● WHAT YOU HAVE TO DO:
Set down, in full, every record in the block.

● RECORDS TO PROCESS:
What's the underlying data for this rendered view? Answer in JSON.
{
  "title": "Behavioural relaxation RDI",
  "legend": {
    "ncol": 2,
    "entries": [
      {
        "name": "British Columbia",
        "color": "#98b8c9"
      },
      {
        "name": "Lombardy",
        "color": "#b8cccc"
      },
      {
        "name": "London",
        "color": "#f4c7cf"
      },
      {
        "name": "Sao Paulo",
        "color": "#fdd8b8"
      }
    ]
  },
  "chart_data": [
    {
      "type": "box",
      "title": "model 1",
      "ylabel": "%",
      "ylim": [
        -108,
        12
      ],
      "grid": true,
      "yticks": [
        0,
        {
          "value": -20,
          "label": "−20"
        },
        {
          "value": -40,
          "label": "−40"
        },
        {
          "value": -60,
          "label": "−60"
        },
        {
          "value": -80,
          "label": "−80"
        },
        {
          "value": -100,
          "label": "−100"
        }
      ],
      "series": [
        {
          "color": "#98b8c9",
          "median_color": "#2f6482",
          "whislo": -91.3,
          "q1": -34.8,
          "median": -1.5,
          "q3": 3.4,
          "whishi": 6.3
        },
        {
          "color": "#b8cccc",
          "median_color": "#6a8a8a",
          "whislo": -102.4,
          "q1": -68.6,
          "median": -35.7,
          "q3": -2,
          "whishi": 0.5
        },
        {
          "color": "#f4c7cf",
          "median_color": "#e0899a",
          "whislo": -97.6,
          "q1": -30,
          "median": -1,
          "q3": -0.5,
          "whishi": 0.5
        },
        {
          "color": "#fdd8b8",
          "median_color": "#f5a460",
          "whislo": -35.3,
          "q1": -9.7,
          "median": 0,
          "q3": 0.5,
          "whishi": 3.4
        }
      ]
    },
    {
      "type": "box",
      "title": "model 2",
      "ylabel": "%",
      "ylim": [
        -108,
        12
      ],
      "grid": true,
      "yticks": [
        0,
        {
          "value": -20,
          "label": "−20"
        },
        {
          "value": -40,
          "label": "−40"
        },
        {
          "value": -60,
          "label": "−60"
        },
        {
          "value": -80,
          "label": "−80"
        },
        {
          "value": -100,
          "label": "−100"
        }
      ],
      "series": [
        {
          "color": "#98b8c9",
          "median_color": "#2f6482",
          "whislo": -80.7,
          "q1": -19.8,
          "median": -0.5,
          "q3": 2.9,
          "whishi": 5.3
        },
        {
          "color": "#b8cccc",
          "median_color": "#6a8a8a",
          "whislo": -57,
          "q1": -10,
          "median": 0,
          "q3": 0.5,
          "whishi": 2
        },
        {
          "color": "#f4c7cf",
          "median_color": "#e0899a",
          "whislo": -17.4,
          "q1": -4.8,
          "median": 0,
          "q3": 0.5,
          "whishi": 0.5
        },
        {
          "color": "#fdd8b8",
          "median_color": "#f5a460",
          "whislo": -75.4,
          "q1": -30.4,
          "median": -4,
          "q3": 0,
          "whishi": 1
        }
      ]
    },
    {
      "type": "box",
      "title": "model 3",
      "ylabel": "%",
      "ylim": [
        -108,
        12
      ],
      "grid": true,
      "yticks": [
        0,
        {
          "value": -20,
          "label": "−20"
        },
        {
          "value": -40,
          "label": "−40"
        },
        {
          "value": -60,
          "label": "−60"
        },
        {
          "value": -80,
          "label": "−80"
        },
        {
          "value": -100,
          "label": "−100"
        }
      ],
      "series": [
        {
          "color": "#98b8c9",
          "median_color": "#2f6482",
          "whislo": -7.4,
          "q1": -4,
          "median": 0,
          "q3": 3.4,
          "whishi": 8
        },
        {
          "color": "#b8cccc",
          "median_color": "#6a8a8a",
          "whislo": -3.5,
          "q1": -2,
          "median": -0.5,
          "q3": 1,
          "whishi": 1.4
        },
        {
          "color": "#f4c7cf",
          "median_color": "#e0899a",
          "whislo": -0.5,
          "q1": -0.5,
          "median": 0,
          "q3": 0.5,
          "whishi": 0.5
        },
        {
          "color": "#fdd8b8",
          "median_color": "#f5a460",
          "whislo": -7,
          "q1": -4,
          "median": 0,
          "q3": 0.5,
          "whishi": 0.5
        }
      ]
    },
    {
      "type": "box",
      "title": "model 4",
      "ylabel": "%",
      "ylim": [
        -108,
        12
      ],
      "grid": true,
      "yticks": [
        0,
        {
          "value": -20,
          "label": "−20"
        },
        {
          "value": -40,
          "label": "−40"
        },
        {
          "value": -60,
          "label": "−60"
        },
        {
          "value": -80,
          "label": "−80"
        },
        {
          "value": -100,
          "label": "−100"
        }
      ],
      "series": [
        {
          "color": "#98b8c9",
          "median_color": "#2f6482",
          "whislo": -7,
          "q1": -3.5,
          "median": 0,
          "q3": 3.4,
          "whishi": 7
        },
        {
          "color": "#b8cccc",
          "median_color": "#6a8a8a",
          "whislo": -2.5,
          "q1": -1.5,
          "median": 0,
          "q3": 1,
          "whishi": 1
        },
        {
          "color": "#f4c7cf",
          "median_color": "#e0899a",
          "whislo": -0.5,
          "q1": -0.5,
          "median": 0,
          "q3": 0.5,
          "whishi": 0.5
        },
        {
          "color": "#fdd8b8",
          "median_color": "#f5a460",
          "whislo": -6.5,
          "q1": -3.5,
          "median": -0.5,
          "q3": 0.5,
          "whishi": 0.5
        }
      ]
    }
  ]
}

● RESULT OF THE TASK:
What's the underlying data for this rendered view? Answer in JSON.
{
  "title": "Behavioural relaxation RDI",
  "legend": {
    "ncol": 2,
    "entries": [
      {
        "name": "British Columbia",
        "color": "#98b8c9"
      },
      {
        "name": "Lombardy",
        "color": "#b8cccc"
      },
      {
        "name": "London",
        "color": "#f4c7cf"
      },
      {
        "name": "Sao Paulo",
        "color": "#fdd8b8"
      }
    ]
  },
  "chart_data": [
    {
      "type": "box",
      "title": "model 1",
      "ylabel": "%",
      "ylim": [
        -108,
        12
      ],
      "grid": true,
      "yticks": [
        0,
        {
          "value": -20,
          "label": "−20"
        },
        {
          "value": -40,
          "label": "−40"
        },
        {
          "value": -60,
          "label": "−60"
        },
        {
          "value": -80,
          "label": "−80"
        },
        {
          "value": -100,
          "label": "−100"
        }
      ],
      "series": [
        {
          "color": "#98b8c9",
          "median_color": "#2f6482",
          "whislo": -91.3,
          "q1": -34.8,
          "median": -1.5,
          "q3": 3.4,
          "whishi": 6.3
        },
        {
          "color": "#b8cccc",
          "median_color": "#6a8a8a",
          "whislo": -102.4,
          "q1": -68.6,
          "median": -35.7,
          "q3": -2,
          "whishi": 0.5
        },
        {
          "color": "#f4c7cf",
          "median_color": "#e0899a",
          "whislo": -97.6,
          "q1": -30,
          "median": -1,
          "q3": -0.5,
          "whishi": 0.5
        },
        {
          "color": "#fdd8b8",
          "median_color": "#f5a460",
          "whislo": -35.3,
          "q1": -9.7,
          "median": 0,
          "q3": 0.5,
          "whishi": 3.4
        }
      ]
    },
    {
      "type": "box",
      "title": "model 2",
      "ylabel": "%",
      "ylim": [
        -108,
        12
      ],
      "grid": true,
      "yticks": [
        0,
        {
          "value": -20,
          "label": "−20"
        },
        {
          "value": -40,
          "label": "−40"
        },
        {
          "value": -60,
          "label": "−60"
        },
        {
          "value": -80,
          "label": "−80"
        },
        {
          "value": -100,
          "label": "−100"
        }
      ],
      "series": [
        {
          "color": "#98b8c9",
          "median_color": "#2f6482",
          "whislo": -80.7,
          "q1": -19.8,
          "median": -0.5,
          "q3": 2.9,
          "whishi": 5.3
        },
        {
          "color": "#b8cccc",
          "median_color": "#6a8a8a",
          "whislo": -57,
          "q1": -10,
          "median": 0,
          "q3": 0.5,
          "whishi": 2
        },
        {
          "color": "#f4c7cf",
          "median_color": "#e0899a",
          "whislo": -17.4,
          "q1": -4.8,
          "median": 0,
          "q3": 0.5,
          "whishi": 0.5
        },
        {
          "color": "#fdd8b8",
          "median_color": "#f5a460",
          "whislo": -75.4,
          "q1": -30.4,
          "median": -4,
          "q3": 0,
          "whishi": 1
        }
      ]
    },
    {
      "type": "box",
      "title": "model 3",
      "ylabel": "%",
      "ylim": [
        -108,
        12
      ],
      "grid": true,
      "yticks": [
        0,
        {
          "value": -20,
          "label": "−20"
        },
        {
          "value": -40,
          "label": "−40"
        },
        {
          "value": -60,
          "label": "−60"
        },
        {
          "value": -80,
          "label": "−80"
        },
        {
          "value": -100,
          "label": "−100"
        }
      ],
      "series": [
        {
          "color": "#98b8c9",
          "median_color": "#2f6482",
          "whislo": -7.4,
          "q1": -4,
          "median": 0,
          "q3": 3.4,
          "whishi": 8
        },
        {
          "color": "#b8cccc",
          "median_color": "#6a8a8a",
          "whislo": -3.5,
          "q1": -2,
          "median": -0.5,
          "q3": 1,
          "whishi": 1.4
        },
        {
          "color": "#f4c7cf",
          "median_color": "#e0899a",
          "whislo": -0.5,
          "q1": -0.5,
          "median": 0,
          "q3": 0.5,
          "whishi": 0.5
        },
        {
          "color": "#fdd8b8",
          "median_color": "#f5a460",
          "whislo": -7,
          "q1": -4,
          "median": 0,
          "q3": 0.5,
          "whishi": 0.5
        }
      ]
    },
    {
      "type": "box",
      "title": "model 4",
      "ylabel": "%",
      "ylim": [
        -108,
        12
      ],
      "grid": true,
      "yticks": [
        0,
        {
          "value": -20,
          "label": "−20"
        },
        {
          "value": -40,
          "label": "−40"
        },
        {
          "value": -60,
          "label": "−60"
        },
        {
          "value": -80,
          "label": "−80"
        },
        {
          "value": -100,
          "label": "−100"
        }
      ],
      "series": [
        {
          "color": "#98b8c9",
          "median_color": "#2f6482",
          "whislo": -7,
          "q1": -3.5,
          "median": 0,
          "q3": 3.4,
          "whishi": 7
        },
        {
          "color": "#b8cccc",
          "median_color": "#6a8a8a",
          "whislo": -2.5,
          "q1": -1.5,
          "median": 0,
          "q3": 1,
          "whishi": 1
        },
        {
          "color": "#f4c7cf",
          "median_color": "#e0899a",
          "whislo": -0.5,
          "q1": -0.5,
          "median": 0,
          "q3": 0.5,
          "whishi": 0.5
        },
        {
          "color": "#fdd8b8",
          "median_color": "#f5a460",
          "whislo": -6.5,
          "q1": -3.5,
          "median": -0.5,
          "q3": 0.5,
          "whishi": 0.5
        }
      ]
    }
  ]
}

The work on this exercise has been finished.